DIRECTION: Return only this: the line with "Give me the" and all the lines that follow it below, through the final one, exactly as they are.

SUPPLIED INFORMATION:
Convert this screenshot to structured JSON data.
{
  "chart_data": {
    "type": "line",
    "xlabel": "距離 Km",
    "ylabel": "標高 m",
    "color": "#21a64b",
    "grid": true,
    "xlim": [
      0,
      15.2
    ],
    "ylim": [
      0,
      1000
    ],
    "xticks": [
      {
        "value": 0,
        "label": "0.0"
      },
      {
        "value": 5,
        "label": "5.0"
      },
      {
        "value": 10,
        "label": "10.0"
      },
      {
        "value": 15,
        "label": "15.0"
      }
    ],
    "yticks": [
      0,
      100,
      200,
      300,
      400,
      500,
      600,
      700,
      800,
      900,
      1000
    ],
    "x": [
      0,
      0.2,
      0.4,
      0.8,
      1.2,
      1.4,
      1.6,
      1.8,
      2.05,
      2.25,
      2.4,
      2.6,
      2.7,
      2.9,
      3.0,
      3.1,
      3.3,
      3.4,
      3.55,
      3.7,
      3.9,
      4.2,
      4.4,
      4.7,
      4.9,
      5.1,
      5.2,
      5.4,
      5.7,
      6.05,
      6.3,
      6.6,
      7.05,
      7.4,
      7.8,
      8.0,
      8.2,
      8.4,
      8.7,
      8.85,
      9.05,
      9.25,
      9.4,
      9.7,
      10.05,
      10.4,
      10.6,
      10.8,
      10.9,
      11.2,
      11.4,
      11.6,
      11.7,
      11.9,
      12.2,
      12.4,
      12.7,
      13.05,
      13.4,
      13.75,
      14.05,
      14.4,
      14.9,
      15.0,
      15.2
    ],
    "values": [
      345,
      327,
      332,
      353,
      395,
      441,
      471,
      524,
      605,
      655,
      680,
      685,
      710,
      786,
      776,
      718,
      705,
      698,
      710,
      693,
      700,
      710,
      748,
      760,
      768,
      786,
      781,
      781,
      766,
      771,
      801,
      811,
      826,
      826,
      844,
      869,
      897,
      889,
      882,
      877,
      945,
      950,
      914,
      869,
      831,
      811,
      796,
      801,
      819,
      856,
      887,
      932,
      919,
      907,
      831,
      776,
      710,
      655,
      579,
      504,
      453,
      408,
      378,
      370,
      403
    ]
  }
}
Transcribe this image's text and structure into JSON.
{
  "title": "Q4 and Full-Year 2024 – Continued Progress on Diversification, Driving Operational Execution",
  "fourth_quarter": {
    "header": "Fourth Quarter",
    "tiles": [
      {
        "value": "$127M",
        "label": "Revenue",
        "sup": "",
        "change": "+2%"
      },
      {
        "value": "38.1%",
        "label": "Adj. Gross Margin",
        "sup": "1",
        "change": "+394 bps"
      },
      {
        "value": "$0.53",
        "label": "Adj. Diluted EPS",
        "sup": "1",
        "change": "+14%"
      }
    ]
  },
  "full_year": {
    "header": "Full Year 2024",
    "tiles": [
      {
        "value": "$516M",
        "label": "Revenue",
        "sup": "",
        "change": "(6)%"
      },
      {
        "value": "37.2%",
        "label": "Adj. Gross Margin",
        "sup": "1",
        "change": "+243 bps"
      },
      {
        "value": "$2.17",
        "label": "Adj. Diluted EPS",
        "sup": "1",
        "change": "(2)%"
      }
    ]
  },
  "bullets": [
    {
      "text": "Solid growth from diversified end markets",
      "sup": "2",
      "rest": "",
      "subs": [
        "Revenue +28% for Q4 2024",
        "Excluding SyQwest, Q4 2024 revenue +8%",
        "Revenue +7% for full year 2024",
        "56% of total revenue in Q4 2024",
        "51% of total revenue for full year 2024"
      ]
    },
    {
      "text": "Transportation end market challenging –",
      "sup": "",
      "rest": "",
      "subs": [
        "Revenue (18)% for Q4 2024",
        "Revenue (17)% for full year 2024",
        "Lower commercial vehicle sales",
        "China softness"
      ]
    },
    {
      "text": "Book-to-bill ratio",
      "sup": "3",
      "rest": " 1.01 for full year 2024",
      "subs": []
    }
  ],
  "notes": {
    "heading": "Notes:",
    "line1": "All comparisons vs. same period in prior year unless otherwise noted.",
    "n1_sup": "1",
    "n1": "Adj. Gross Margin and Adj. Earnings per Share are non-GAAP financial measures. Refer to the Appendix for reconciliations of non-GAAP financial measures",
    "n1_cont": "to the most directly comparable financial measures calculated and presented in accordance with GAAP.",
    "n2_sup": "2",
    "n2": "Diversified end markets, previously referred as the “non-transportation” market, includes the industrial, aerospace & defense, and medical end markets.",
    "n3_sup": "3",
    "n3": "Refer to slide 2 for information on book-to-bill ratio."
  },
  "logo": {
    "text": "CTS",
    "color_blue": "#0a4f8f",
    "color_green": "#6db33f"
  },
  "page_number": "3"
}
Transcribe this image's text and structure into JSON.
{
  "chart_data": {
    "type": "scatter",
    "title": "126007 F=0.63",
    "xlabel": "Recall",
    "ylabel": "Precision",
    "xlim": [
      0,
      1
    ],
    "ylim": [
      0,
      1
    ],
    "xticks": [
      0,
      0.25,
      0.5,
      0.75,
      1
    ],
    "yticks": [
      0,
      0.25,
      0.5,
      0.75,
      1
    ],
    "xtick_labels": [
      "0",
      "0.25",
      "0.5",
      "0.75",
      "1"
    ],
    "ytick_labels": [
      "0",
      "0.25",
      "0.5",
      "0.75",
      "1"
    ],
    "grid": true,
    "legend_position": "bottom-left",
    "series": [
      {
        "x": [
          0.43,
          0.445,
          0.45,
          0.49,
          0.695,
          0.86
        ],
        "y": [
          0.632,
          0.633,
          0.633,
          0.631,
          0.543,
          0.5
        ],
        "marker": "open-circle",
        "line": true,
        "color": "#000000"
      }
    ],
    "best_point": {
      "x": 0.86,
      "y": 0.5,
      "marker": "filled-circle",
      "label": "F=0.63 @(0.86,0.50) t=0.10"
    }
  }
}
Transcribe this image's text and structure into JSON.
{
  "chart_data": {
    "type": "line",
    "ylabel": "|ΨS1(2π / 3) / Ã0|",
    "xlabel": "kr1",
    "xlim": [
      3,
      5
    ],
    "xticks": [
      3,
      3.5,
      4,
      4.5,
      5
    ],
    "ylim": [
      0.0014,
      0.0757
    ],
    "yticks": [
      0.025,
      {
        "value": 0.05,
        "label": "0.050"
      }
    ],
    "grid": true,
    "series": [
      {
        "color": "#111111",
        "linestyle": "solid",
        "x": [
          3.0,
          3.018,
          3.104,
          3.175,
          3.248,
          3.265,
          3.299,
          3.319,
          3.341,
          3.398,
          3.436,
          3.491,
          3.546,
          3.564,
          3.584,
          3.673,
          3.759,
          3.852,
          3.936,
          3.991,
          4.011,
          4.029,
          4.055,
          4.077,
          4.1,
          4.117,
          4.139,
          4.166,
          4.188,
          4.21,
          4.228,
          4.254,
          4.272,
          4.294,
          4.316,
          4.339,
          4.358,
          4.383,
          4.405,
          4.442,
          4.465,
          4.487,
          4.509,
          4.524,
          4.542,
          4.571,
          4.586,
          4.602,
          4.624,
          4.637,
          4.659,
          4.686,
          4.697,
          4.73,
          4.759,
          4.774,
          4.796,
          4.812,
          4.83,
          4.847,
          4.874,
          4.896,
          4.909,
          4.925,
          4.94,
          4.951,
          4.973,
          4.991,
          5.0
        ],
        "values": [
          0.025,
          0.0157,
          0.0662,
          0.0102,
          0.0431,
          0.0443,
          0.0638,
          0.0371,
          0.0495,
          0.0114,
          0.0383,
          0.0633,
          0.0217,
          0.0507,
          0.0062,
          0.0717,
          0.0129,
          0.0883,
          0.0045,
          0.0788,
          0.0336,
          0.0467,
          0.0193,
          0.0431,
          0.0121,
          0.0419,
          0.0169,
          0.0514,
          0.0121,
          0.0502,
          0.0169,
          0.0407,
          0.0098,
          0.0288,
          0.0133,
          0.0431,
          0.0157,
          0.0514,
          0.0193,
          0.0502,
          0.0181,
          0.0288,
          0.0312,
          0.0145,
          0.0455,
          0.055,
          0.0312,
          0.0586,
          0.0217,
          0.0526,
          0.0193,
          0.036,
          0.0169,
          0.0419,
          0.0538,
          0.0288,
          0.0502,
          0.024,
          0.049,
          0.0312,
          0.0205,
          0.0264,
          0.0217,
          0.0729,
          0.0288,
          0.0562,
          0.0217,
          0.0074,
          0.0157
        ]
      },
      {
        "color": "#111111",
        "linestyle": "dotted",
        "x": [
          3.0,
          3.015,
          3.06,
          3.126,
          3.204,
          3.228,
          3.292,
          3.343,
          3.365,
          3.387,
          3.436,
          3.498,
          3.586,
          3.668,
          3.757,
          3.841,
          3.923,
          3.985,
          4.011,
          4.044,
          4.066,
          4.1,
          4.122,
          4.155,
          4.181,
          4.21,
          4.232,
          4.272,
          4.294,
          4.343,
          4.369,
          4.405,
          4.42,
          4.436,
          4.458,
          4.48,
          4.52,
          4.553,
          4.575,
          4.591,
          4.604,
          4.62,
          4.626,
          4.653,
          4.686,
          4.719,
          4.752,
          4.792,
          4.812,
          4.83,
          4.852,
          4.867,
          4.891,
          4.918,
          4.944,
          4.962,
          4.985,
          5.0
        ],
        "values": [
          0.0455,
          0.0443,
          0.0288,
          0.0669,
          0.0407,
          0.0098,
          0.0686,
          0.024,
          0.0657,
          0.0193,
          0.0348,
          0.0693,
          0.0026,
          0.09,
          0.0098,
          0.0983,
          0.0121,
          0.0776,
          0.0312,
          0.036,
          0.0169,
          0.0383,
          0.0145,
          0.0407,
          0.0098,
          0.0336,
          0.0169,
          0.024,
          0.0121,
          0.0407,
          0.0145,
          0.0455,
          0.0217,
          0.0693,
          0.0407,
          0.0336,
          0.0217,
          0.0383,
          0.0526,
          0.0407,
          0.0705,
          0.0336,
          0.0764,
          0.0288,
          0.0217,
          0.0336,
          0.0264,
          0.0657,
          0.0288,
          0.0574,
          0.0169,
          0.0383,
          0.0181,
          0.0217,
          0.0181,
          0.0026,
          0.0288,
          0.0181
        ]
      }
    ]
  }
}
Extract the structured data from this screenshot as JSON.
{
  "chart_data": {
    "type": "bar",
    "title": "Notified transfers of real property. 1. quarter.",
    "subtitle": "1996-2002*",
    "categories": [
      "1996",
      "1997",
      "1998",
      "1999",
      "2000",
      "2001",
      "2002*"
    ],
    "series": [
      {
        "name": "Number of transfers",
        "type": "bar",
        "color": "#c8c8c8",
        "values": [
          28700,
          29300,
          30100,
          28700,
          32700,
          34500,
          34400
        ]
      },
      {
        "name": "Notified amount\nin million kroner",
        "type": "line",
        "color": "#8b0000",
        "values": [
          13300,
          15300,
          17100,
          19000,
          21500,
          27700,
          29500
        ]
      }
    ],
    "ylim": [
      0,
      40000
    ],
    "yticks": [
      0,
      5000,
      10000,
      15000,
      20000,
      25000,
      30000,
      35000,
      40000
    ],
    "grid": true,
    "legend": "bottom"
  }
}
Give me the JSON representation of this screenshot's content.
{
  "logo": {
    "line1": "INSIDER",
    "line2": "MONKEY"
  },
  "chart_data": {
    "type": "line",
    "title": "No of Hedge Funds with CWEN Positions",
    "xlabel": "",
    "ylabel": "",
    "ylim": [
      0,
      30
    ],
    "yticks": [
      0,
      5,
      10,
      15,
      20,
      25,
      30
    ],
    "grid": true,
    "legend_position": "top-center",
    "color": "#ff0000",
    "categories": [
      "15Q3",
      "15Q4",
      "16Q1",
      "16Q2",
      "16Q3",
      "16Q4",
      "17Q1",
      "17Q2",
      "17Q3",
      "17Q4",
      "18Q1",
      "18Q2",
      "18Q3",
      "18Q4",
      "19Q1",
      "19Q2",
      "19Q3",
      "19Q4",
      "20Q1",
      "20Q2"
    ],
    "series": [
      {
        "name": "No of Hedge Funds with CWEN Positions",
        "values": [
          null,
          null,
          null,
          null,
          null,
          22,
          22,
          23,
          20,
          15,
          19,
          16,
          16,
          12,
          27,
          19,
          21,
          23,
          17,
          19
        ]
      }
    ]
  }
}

EXERCISE SOLUTION:
Give me the JSON representation of this screenshot's content.
{
  "logo": {
    "line1": "INSIDER",
    "line2": "MONKEY"
  },
  "chart_data": {
    "type": "line",
    "title": "No of Hedge Funds with CWEN Positions",
    "xlabel": "",
    "ylabel": "",
    "ylim": [
      0,
      30
    ],
    "yticks": [
      0,
      5,
      10,
      15,
      20,
      25,
      30
    ],
    "grid": true,
    "legend_position": "top-center",
    "color": "#ff0000",
    "categories": [
      "15Q3",
      "15Q4",
      "16Q1",
      "16Q2",
      "16Q3",
      "16Q4",
      "17Q1",
      "17Q2",
      "17Q3",
      "17Q4",
      "18Q1",
      "18Q2",
      "18Q3",
      "18Q4",
      "19Q1",
      "19Q2",
      "19Q3",
      "19Q4",
      "20Q1",
      "20Q2"
    ],
    "series": [
      {
        "name": "No of Hedge Funds with CWEN Positions",
        "values": [
          null,
          null,
          null,
          null,
          null,
          22,
          22,
          23,
          20,
          15,
          19,
          16,
          16,
          12,
          27,
          19,
          21,
          23,
          17,
          19
        ]
      }
    ]
  }
}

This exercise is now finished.